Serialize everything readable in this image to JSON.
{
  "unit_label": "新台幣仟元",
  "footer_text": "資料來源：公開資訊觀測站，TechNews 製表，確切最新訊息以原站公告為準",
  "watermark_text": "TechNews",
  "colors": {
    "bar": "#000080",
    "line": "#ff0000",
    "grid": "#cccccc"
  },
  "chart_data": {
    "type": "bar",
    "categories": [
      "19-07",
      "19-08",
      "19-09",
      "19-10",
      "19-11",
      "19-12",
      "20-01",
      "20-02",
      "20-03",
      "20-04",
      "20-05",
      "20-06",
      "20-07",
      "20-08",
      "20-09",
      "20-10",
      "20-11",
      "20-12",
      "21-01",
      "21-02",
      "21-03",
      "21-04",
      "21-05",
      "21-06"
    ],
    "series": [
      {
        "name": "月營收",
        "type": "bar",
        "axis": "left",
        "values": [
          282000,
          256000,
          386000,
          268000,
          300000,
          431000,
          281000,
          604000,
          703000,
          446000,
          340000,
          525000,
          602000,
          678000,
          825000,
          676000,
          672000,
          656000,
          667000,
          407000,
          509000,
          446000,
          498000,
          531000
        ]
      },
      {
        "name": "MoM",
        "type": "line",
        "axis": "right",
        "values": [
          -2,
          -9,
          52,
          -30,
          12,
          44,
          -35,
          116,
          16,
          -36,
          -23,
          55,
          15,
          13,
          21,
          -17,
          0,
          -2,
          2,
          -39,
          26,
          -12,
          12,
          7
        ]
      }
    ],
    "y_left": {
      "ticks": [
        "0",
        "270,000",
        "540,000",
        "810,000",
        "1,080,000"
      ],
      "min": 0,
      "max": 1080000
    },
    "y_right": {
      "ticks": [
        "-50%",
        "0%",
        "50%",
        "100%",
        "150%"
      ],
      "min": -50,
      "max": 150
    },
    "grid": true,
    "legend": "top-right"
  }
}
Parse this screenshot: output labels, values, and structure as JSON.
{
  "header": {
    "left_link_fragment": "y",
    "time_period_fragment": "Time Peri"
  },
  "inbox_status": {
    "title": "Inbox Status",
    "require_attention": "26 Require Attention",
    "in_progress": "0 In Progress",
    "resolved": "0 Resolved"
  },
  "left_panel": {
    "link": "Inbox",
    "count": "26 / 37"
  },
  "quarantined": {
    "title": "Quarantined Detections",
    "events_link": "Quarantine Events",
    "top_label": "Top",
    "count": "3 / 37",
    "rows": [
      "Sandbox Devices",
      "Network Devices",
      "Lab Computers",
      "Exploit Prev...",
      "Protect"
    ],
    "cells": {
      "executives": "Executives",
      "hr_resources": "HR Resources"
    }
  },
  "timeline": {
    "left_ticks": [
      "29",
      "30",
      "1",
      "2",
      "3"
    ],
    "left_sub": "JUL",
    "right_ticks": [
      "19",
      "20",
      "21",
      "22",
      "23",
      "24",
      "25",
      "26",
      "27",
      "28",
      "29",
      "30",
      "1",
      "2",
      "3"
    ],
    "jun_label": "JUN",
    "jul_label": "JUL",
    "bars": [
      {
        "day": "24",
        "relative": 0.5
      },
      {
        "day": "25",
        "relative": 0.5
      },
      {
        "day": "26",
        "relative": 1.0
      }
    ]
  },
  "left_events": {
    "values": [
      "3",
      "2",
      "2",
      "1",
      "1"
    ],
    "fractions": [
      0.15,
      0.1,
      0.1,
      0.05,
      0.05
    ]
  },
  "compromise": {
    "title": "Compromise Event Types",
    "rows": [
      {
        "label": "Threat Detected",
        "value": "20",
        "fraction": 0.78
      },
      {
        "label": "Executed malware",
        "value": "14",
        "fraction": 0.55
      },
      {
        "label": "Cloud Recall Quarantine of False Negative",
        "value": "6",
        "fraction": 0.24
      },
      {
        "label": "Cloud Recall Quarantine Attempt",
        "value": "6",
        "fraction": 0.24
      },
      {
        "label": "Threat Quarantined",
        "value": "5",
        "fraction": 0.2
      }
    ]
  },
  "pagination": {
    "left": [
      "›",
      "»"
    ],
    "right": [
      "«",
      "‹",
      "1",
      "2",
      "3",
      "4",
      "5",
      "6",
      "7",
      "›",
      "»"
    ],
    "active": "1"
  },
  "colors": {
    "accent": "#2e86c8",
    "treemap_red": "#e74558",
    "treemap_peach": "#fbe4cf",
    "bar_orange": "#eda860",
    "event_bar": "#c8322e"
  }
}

-=-=-=-=-

Select every line in the material above where the string "Recall" occurs, and copy it.

▶ _Task response_:
        "label": "Cloud Recall Quarantine of False Negative",
        "label": "Cloud Recall Quarantine Attempt",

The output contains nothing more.